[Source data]
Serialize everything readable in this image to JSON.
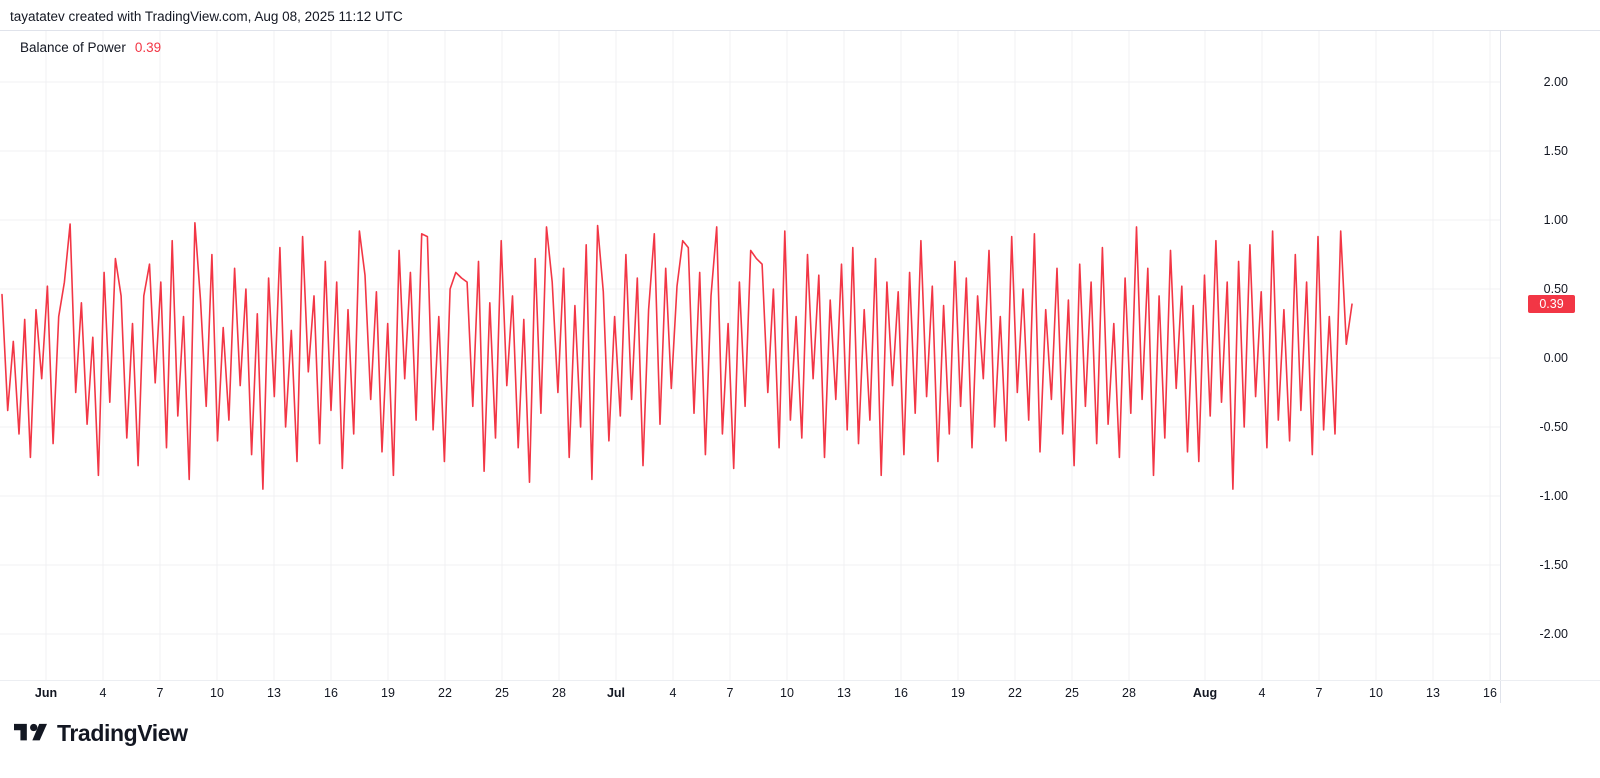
{
  "header": {
    "attribution": "tayatatev created with TradingView.com, Aug 08, 2025 11:12 UTC"
  },
  "legend": {
    "indicator": "Balance of Power",
    "value": "0.39"
  },
  "price_scale": {
    "labels": [
      "2.00",
      "1.50",
      "1.00",
      "0.50",
      "0.00",
      "-0.50",
      "-1.00",
      "-1.50",
      "-2.00"
    ],
    "badge": "0.39"
  },
  "time_scale": {
    "ticks": [
      {
        "label": "Jun",
        "day": 0,
        "bold": true
      },
      {
        "label": "4",
        "day": 3
      },
      {
        "label": "7",
        "day": 6
      },
      {
        "label": "10",
        "day": 9
      },
      {
        "label": "13",
        "day": 12
      },
      {
        "label": "16",
        "day": 15
      },
      {
        "label": "19",
        "day": 18
      },
      {
        "label": "22",
        "day": 21
      },
      {
        "label": "25",
        "day": 24
      },
      {
        "label": "28",
        "day": 27
      },
      {
        "label": "Jul",
        "day": 30,
        "bold": true
      },
      {
        "label": "4",
        "day": 33
      },
      {
        "label": "7",
        "day": 36
      },
      {
        "label": "10",
        "day": 39
      },
      {
        "label": "13",
        "day": 42
      },
      {
        "label": "16",
        "day": 45
      },
      {
        "label": "19",
        "day": 48
      },
      {
        "label": "22",
        "day": 51
      },
      {
        "label": "25",
        "day": 54
      },
      {
        "label": "28",
        "day": 57
      },
      {
        "label": "Aug",
        "day": 61,
        "bold": true
      },
      {
        "label": "4",
        "day": 64
      },
      {
        "label": "7",
        "day": 67
      },
      {
        "label": "10",
        "day": 70
      },
      {
        "label": "13",
        "day": 73
      },
      {
        "label": "16",
        "day": 76
      }
    ]
  },
  "footer": {
    "brand": "TradingView"
  },
  "colors": {
    "line": "#F23645",
    "badge_bg": "#F23645",
    "badge_text": "#FFFFFF",
    "text": "#131722",
    "grid": "#F0F1F3",
    "border": "#E0E3EB",
    "background": "#FFFFFF"
  },
  "chart_data": {
    "type": "line",
    "title": "Balance of Power",
    "last_value": 0.39,
    "ylim": [
      -2.35,
      2.35
    ],
    "grid": true,
    "legend_position": "top-left",
    "y_ticks": [
      2.0,
      1.5,
      1.0,
      0.5,
      0.0,
      -0.5,
      -1.0,
      -1.5,
      -2.0
    ],
    "x_tick_labels": [
      "Jun",
      "4",
      "7",
      "10",
      "13",
      "16",
      "19",
      "22",
      "25",
      "28",
      "Jul",
      "4",
      "7",
      "10",
      "13",
      "16",
      "19",
      "22",
      "25",
      "28",
      "Aug",
      "4",
      "7",
      "10",
      "13",
      "16"
    ],
    "series": [
      {
        "name": "Balance of Power",
        "color": "#F23645",
        "values": [
          0.46,
          -0.38,
          0.12,
          -0.55,
          0.28,
          -0.72,
          0.35,
          -0.15,
          0.52,
          -0.62,
          0.3,
          0.55,
          0.97,
          -0.25,
          0.4,
          -0.48,
          0.15,
          -0.85,
          0.62,
          -0.32,
          0.72,
          0.45,
          -0.58,
          0.25,
          -0.78,
          0.45,
          0.68,
          -0.18,
          0.55,
          -0.65,
          0.85,
          -0.42,
          0.3,
          -0.88,
          0.98,
          0.42,
          -0.35,
          0.75,
          -0.6,
          0.22,
          -0.45,
          0.65,
          -0.2,
          0.5,
          -0.7,
          0.32,
          -0.95,
          0.58,
          -0.28,
          0.8,
          -0.5,
          0.2,
          -0.75,
          0.88,
          -0.1,
          0.45,
          -0.62,
          0.7,
          -0.38,
          0.55,
          -0.8,
          0.35,
          -0.55,
          0.92,
          0.6,
          -0.3,
          0.48,
          -0.68,
          0.25,
          -0.85,
          0.78,
          -0.15,
          0.62,
          -0.45,
          0.9,
          0.88,
          -0.52,
          0.3,
          -0.75,
          0.5,
          0.62,
          0.58,
          0.55,
          -0.35,
          0.7,
          -0.82,
          0.4,
          -0.58,
          0.85,
          -0.2,
          0.45,
          -0.65,
          0.28,
          -0.9,
          0.72,
          -0.4,
          0.95,
          0.55,
          -0.25,
          0.65,
          -0.72,
          0.38,
          -0.5,
          0.82,
          -0.88,
          0.96,
          0.48,
          -0.6,
          0.3,
          -0.42,
          0.75,
          -0.3,
          0.58,
          -0.78,
          0.35,
          0.9,
          -0.48,
          0.65,
          -0.22,
          0.52,
          0.85,
          0.8,
          -0.4,
          0.62,
          -0.7,
          0.45,
          0.95,
          -0.55,
          0.25,
          -0.8,
          0.55,
          -0.35,
          0.78,
          0.72,
          0.68,
          -0.25,
          0.5,
          -0.65,
          0.92,
          -0.45,
          0.3,
          -0.58,
          0.75,
          -0.15,
          0.6,
          -0.72,
          0.42,
          -0.3,
          0.68,
          -0.52,
          0.8,
          -0.62,
          0.35,
          -0.45,
          0.72,
          -0.85,
          0.55,
          -0.2,
          0.48,
          -0.7,
          0.62,
          -0.4,
          0.85,
          -0.28,
          0.52,
          -0.75,
          0.38,
          -0.55,
          0.7,
          -0.35,
          0.58,
          -0.65,
          0.45,
          -0.15,
          0.78,
          -0.5,
          0.3,
          -0.6,
          0.88,
          -0.25,
          0.5,
          -0.45,
          0.9,
          -0.68,
          0.35,
          -0.3,
          0.65,
          -0.55,
          0.42,
          -0.78,
          0.68,
          -0.35,
          0.55,
          -0.62,
          0.8,
          -0.48,
          0.25,
          -0.72,
          0.58,
          -0.4,
          0.95,
          -0.3,
          0.65,
          -0.85,
          0.45,
          -0.58,
          0.78,
          -0.22,
          0.52,
          -0.68,
          0.38,
          -0.75,
          0.6,
          -0.42,
          0.85,
          -0.32,
          0.55,
          -0.95,
          0.7,
          -0.5,
          0.82,
          -0.28,
          0.48,
          -0.65,
          0.92,
          -0.45,
          0.35,
          -0.6,
          0.75,
          -0.38,
          0.55,
          -0.7,
          0.88,
          -0.52,
          0.3,
          -0.55,
          0.92,
          0.1,
          0.39
        ]
      }
    ]
  }
}
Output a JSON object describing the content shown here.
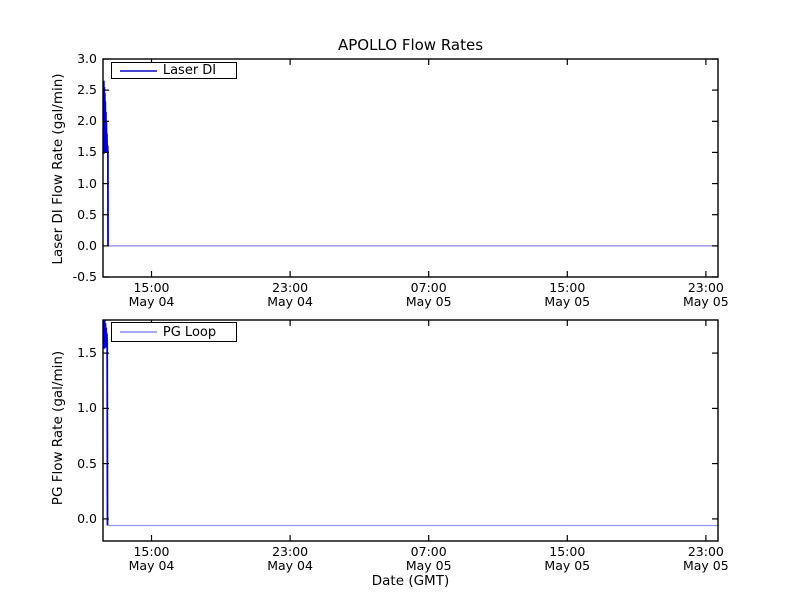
{
  "figure": {
    "title": "APOLLO Flow Rates",
    "xlabel": "Date (GMT)",
    "background_color": "#ffffff",
    "frame_color": "#000000",
    "line_color": "#0000dd",
    "tail_line_color": "#8a8aee"
  },
  "chart_data": [
    {
      "type": "line",
      "title": "APOLLO Flow Rates",
      "ylabel": "Laser DI Flow Rate (gal/min)",
      "legend_label": "Laser DI",
      "legend_position": "upper left",
      "legend_sample_color": "#4646d0",
      "grid": false,
      "xlim_hours": [
        0,
        35.5
      ],
      "ylim": [
        -0.5,
        3.0
      ],
      "yticks": [
        {
          "v": 3.0,
          "label": "3.0"
        },
        {
          "v": 2.5,
          "label": "2.5"
        },
        {
          "v": 2.0,
          "label": "2.0"
        },
        {
          "v": 1.5,
          "label": "1.5"
        },
        {
          "v": 1.0,
          "label": "1.0"
        },
        {
          "v": 0.5,
          "label": "0.5"
        },
        {
          "v": 0.0,
          "label": "0.0"
        },
        {
          "v": -0.5,
          "label": "-0.5"
        }
      ],
      "xticks": [
        {
          "hour": 2.8,
          "time": "15:00",
          "date": "May 04"
        },
        {
          "hour": 10.8,
          "time": "23:00",
          "date": "May 04"
        },
        {
          "hour": 18.8,
          "time": "07:00",
          "date": "May 05"
        },
        {
          "hour": 26.8,
          "time": "15:00",
          "date": "May 05"
        },
        {
          "hour": 34.8,
          "time": "23:00",
          "date": "May 05"
        }
      ],
      "series": [
        {
          "name": "Laser DI",
          "segments": [
            {
              "color": "#0000dd",
              "width": 1.8,
              "x": [
                0.0,
                0.015,
                0.03,
                0.045,
                0.06,
                0.075,
                0.09,
                0.105,
                0.12,
                0.135,
                0.15,
                0.165,
                0.18,
                0.195,
                0.21,
                0.225,
                0.24,
                0.26,
                0.28,
                0.29
              ],
              "y": [
                1.5,
                2.42,
                1.55,
                2.65,
                1.48,
                2.55,
                1.58,
                2.45,
                1.5,
                2.32,
                1.54,
                2.15,
                1.5,
                1.98,
                1.55,
                1.8,
                1.5,
                1.62,
                1.5,
                0.0
              ]
            },
            {
              "color": "#8a8aee",
              "width": 1.3,
              "x": [
                0.29,
                35.5
              ],
              "y": [
                0.0,
                0.0
              ]
            }
          ]
        }
      ]
    },
    {
      "type": "line",
      "ylabel": "PG Flow Rate (gal/min)",
      "xlabel": "Date (GMT)",
      "legend_label": "PG Loop",
      "legend_position": "upper left",
      "legend_sample_color": "#a2aaf2",
      "grid": false,
      "xlim_hours": [
        0,
        35.5
      ],
      "ylim": [
        -0.2,
        1.8
      ],
      "yticks": [
        {
          "v": 1.5,
          "label": "1.5"
        },
        {
          "v": 1.0,
          "label": "1.0"
        },
        {
          "v": 0.5,
          "label": "0.5"
        },
        {
          "v": 0.0,
          "label": "0.0"
        }
      ],
      "xticks": [
        {
          "hour": 2.8,
          "time": "15:00",
          "date": "May 04"
        },
        {
          "hour": 10.8,
          "time": "23:00",
          "date": "May 04"
        },
        {
          "hour": 18.8,
          "time": "07:00",
          "date": "May 05"
        },
        {
          "hour": 26.8,
          "time": "15:00",
          "date": "May 05"
        },
        {
          "hour": 34.8,
          "time": "23:00",
          "date": "May 05"
        }
      ],
      "series": [
        {
          "name": "PG Loop",
          "segments": [
            {
              "color": "#0000dd",
              "width": 1.8,
              "x": [
                0.0,
                0.02,
                0.04,
                0.06,
                0.08,
                0.1,
                0.12,
                0.14,
                0.16,
                0.18,
                0.2,
                0.22,
                0.24,
                0.26
              ],
              "y": [
                1.62,
                1.85,
                1.56,
                1.82,
                1.54,
                1.8,
                1.57,
                1.77,
                1.55,
                1.73,
                1.58,
                1.68,
                1.6,
                -0.06
              ]
            },
            {
              "color": "#9595f0",
              "width": 1.3,
              "x": [
                0.26,
                35.5
              ],
              "y": [
                -0.06,
                -0.06
              ]
            }
          ]
        }
      ]
    }
  ]
}
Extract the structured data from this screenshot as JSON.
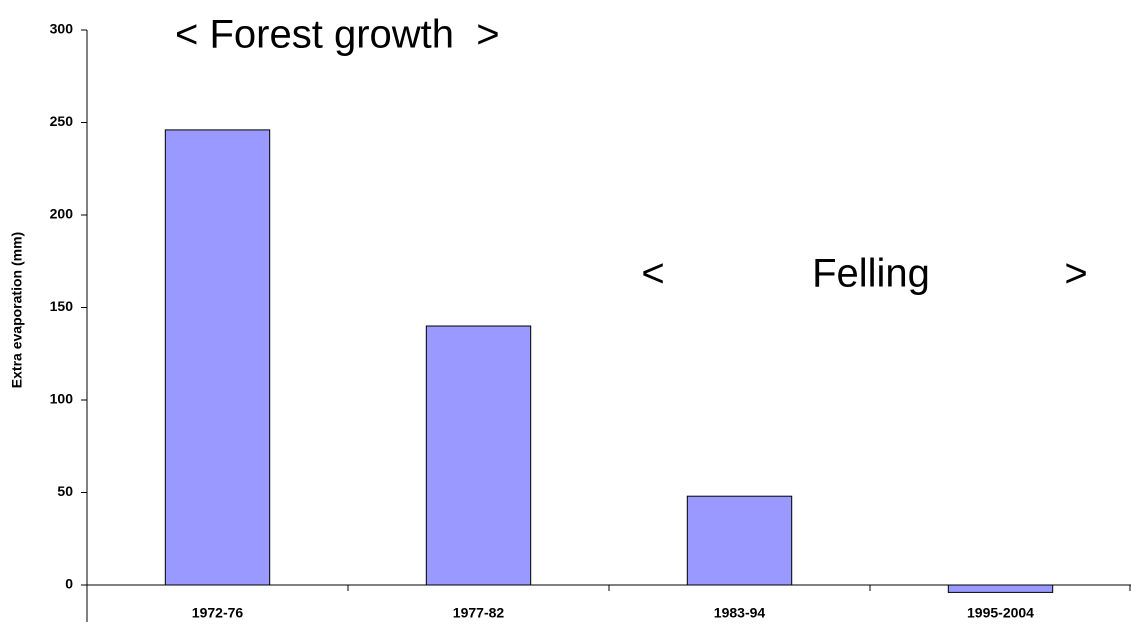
{
  "chart_data": {
    "type": "bar",
    "y_label": "Extra evaporation (mm)",
    "categories": [
      "1972-76",
      "1977-82",
      "1983-94",
      "1995-2004"
    ],
    "values": [
      246,
      140,
      48,
      -4
    ],
    "color": "#9999ff",
    "ylim": [
      -20,
      300
    ],
    "yticks": [
      0,
      50,
      100,
      150,
      200,
      250,
      300
    ],
    "annotations": [
      "< Forest growth  >",
      "<",
      "Felling",
      ">"
    ]
  }
}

* What to produce: Repeat verbatim the range of lines that opens at the line containing "Extract the structured" and closes at the last line of the entries, excluding all pictures.

* Result of the exercise:
Extract the structured data from this screenshot as JSON.
{
  "chart_data": {
    "type": "bar",
    "y_label": "Extra evaporation (mm)",
    "categories": [
      "1972-76",
      "1977-82",
      "1983-94",
      "1995-2004"
    ],
    "values": [
      246,
      140,
      48,
      -4
    ],
    "color": "#9999ff",
    "ylim": [
      -20,
      300
    ],
    "yticks": [
      0,
      50,
      100,
      150,
      200,
      250,
      300
    ],
    "annotations": [
      "< Forest growth  >",
      "<",
      "Felling",
      ">"
    ]
  }
}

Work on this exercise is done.